Data items
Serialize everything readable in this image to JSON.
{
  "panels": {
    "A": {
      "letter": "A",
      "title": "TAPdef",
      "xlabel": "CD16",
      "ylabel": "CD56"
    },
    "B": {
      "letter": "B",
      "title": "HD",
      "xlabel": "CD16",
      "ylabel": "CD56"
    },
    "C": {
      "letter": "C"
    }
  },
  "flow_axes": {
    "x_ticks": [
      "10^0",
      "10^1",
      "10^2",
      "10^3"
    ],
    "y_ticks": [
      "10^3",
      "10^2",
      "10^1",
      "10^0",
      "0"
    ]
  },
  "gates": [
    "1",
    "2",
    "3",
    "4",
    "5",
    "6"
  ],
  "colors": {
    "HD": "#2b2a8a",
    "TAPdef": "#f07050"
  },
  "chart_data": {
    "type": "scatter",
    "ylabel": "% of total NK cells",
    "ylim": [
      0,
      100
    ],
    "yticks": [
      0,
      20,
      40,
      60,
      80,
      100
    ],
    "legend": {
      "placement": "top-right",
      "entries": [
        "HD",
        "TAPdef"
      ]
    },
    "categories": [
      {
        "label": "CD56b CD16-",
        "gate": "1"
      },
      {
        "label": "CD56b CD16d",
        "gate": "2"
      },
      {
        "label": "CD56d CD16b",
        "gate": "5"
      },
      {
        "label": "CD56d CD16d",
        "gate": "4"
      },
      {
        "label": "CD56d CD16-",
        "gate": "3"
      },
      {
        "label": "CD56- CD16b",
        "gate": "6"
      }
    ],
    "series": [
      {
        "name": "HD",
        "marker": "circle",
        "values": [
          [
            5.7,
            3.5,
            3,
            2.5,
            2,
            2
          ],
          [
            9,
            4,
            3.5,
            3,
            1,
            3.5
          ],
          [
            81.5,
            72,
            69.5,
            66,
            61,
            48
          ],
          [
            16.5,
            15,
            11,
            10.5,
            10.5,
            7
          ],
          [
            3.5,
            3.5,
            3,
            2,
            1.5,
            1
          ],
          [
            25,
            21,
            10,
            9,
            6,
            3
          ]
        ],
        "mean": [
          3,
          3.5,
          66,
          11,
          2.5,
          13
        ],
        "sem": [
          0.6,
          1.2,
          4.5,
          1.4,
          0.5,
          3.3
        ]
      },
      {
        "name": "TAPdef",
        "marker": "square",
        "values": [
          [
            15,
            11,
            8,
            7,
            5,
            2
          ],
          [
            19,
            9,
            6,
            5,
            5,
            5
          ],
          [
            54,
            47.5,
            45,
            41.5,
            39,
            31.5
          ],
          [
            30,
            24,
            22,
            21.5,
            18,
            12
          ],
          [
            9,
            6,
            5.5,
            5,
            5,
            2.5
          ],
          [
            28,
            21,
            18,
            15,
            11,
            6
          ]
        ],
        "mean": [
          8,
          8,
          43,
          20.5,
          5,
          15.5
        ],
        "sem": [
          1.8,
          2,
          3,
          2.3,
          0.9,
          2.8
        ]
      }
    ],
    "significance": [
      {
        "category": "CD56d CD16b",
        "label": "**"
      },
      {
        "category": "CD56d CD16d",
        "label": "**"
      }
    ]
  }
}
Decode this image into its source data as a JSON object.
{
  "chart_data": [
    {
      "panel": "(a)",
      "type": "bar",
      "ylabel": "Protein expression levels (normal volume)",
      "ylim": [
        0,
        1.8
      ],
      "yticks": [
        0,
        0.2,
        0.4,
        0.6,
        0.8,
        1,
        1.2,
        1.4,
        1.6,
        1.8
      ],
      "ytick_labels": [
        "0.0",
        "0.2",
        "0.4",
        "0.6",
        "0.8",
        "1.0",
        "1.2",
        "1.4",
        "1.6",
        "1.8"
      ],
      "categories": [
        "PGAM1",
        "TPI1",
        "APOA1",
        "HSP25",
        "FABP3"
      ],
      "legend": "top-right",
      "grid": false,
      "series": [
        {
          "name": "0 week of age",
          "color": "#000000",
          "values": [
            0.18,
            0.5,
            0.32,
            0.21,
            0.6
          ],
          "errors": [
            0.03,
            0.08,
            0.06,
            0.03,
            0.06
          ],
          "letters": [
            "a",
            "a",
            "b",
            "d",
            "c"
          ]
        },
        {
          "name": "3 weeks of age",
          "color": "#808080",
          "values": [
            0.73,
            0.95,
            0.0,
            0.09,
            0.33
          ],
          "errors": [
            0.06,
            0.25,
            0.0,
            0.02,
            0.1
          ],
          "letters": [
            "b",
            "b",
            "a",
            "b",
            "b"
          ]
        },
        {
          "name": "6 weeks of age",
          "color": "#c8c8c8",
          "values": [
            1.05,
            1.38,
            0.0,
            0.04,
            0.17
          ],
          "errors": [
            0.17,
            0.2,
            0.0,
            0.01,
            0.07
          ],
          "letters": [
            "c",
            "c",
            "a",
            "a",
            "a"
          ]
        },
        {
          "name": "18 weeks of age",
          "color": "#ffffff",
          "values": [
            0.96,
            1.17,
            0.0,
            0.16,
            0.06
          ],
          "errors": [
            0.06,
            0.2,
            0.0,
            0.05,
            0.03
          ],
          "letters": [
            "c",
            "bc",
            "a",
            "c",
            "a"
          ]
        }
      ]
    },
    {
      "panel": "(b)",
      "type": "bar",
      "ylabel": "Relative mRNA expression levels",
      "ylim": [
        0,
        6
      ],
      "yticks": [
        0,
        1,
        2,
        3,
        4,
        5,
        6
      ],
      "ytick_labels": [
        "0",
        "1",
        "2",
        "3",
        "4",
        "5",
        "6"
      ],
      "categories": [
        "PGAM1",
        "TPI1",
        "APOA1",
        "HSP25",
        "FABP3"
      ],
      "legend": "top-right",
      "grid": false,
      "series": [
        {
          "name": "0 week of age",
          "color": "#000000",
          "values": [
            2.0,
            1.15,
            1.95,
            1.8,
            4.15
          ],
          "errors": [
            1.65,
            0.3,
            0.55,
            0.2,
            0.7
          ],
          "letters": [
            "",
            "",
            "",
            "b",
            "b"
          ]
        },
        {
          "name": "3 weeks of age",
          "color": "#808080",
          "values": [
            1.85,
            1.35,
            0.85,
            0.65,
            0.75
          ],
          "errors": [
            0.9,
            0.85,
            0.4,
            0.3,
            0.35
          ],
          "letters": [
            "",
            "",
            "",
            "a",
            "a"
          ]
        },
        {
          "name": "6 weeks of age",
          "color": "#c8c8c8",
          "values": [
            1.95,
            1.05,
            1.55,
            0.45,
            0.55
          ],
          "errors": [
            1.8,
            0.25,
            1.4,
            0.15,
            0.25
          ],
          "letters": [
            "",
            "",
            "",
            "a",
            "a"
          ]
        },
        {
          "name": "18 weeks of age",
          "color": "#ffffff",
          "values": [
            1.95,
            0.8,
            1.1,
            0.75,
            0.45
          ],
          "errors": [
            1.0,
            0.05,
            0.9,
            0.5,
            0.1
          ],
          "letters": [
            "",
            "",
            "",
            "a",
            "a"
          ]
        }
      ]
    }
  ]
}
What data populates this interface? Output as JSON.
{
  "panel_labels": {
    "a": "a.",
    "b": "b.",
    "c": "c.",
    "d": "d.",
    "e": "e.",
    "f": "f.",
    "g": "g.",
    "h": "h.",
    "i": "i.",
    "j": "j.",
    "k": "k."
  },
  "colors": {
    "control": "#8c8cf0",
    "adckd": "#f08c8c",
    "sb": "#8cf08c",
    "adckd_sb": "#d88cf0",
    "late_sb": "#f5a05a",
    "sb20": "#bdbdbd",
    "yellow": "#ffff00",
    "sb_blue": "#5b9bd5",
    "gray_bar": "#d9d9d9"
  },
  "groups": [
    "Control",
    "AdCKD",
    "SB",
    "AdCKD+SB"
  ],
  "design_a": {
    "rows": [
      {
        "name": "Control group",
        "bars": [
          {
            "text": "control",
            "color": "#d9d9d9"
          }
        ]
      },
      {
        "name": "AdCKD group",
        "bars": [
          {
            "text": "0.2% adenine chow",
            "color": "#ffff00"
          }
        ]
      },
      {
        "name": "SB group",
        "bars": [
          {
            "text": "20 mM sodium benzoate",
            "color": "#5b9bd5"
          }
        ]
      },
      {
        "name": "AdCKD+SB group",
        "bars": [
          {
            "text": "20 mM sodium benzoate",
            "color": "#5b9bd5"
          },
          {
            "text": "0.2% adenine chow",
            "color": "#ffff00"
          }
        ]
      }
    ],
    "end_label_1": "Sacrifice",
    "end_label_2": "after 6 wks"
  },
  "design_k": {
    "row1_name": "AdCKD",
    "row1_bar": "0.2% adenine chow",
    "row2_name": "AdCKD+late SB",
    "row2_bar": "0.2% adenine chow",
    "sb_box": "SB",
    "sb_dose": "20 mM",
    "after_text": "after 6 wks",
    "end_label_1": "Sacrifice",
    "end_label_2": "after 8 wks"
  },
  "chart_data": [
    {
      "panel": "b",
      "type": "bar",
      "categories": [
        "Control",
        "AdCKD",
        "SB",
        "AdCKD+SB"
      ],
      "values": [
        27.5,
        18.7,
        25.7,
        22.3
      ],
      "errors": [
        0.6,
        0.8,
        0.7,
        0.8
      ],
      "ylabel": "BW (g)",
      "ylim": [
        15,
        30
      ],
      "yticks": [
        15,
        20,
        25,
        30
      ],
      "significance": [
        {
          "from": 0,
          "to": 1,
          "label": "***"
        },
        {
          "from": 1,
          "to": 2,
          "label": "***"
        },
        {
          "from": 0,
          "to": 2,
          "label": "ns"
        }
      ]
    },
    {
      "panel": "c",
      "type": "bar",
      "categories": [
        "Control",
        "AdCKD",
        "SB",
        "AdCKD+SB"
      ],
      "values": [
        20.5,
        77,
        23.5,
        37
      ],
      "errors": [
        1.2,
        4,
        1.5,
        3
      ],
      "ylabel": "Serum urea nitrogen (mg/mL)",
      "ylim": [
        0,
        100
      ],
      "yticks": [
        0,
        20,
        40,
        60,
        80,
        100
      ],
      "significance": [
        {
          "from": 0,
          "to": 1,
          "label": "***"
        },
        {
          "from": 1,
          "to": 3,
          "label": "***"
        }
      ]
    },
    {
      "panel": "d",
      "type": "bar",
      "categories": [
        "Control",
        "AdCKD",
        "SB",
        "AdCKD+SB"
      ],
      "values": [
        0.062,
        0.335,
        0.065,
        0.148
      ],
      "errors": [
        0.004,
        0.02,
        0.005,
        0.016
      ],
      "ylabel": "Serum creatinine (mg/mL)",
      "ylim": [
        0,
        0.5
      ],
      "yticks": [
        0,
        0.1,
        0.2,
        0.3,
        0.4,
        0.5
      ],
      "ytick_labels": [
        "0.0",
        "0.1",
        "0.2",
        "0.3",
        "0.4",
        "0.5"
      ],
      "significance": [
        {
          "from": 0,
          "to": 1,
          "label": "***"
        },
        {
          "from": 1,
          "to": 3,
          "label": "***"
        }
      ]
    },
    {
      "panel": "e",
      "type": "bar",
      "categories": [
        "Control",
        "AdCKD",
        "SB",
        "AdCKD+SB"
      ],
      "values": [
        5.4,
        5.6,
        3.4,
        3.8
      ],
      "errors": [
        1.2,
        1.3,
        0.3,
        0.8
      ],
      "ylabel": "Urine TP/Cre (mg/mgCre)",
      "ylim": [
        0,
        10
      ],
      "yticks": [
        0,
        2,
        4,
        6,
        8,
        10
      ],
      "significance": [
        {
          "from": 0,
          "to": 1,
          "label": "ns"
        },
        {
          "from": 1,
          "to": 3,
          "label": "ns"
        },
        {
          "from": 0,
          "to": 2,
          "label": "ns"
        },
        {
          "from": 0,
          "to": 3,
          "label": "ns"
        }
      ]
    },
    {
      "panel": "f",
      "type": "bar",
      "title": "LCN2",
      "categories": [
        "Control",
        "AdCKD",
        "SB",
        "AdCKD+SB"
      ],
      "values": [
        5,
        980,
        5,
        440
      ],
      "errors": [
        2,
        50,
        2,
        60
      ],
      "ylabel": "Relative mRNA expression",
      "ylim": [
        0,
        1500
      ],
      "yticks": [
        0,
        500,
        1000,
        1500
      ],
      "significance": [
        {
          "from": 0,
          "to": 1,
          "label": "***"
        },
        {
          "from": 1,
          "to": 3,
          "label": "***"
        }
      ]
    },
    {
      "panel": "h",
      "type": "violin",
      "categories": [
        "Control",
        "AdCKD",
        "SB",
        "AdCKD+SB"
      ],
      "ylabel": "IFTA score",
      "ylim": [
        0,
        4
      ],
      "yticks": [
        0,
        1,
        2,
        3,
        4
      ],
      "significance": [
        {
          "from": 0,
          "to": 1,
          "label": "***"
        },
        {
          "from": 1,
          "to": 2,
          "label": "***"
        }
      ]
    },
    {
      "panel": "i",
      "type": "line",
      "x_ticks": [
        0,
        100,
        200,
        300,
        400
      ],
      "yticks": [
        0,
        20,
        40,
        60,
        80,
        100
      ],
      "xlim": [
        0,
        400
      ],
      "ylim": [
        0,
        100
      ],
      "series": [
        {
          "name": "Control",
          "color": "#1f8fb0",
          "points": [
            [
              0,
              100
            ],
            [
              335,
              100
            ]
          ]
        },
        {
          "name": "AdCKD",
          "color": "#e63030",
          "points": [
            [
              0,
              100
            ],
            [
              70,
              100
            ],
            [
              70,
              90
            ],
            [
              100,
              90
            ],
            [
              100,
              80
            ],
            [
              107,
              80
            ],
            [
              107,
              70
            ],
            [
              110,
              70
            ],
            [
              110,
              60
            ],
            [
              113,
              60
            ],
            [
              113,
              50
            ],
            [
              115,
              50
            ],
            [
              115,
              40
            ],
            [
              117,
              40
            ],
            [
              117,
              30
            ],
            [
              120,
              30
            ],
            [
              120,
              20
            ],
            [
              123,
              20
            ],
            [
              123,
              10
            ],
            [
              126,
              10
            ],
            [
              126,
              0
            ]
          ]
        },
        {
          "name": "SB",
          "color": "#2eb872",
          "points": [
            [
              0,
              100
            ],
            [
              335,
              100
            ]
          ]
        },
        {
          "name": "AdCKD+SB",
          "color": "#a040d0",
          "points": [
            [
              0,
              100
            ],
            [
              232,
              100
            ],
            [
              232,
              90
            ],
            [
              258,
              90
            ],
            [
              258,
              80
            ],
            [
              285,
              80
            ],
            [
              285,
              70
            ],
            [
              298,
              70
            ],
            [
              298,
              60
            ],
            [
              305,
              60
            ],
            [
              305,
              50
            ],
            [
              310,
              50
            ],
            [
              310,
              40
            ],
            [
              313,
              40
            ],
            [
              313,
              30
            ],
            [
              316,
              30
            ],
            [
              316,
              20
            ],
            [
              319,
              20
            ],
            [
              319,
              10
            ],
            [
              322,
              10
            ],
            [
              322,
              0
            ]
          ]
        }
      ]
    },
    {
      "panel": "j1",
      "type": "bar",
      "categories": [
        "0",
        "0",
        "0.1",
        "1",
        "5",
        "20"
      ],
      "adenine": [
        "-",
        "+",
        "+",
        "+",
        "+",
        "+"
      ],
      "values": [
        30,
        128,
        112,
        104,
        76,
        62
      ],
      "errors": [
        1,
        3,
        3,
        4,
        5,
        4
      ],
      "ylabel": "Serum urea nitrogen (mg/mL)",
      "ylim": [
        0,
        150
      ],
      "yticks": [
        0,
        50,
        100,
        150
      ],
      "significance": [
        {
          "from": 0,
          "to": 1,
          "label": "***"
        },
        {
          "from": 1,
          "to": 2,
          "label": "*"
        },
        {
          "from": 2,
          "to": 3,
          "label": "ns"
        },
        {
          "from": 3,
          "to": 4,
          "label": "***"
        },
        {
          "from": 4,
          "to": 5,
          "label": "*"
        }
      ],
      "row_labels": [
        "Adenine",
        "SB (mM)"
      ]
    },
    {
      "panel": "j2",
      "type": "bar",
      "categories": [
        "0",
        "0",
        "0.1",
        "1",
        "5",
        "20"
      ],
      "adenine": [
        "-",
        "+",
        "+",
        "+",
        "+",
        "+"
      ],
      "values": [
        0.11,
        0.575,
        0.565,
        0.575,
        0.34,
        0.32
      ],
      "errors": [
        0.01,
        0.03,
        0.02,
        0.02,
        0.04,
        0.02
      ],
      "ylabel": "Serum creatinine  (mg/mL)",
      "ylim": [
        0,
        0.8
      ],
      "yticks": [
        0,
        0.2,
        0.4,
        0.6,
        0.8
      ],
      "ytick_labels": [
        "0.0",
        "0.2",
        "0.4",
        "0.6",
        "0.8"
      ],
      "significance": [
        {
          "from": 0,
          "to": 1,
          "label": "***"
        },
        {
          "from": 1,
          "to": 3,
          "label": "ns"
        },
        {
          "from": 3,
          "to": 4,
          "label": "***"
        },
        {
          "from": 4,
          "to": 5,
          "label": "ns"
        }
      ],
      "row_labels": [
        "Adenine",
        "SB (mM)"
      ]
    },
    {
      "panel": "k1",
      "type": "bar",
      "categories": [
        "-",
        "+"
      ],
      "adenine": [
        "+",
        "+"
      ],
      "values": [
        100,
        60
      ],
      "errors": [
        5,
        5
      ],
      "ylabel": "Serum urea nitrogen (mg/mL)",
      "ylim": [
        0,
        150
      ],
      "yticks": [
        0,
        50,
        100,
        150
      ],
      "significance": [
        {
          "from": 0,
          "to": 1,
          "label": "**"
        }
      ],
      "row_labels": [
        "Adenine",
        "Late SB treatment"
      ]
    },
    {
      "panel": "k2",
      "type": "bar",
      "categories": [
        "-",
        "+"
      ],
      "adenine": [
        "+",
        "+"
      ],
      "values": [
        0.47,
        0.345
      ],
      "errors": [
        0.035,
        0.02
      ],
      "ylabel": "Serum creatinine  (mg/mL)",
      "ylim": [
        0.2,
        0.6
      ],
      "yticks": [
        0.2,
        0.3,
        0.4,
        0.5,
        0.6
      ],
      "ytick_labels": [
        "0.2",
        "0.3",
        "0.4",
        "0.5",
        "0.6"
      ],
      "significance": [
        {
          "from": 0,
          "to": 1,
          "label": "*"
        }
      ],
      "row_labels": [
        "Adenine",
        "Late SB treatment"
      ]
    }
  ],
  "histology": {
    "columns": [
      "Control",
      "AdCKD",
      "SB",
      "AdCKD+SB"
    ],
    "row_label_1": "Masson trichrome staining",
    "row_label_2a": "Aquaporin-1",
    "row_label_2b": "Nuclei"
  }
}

Assignment
Looking only at the data above, say how many of its lines contain the string "this", and nothing more.

Answer box
3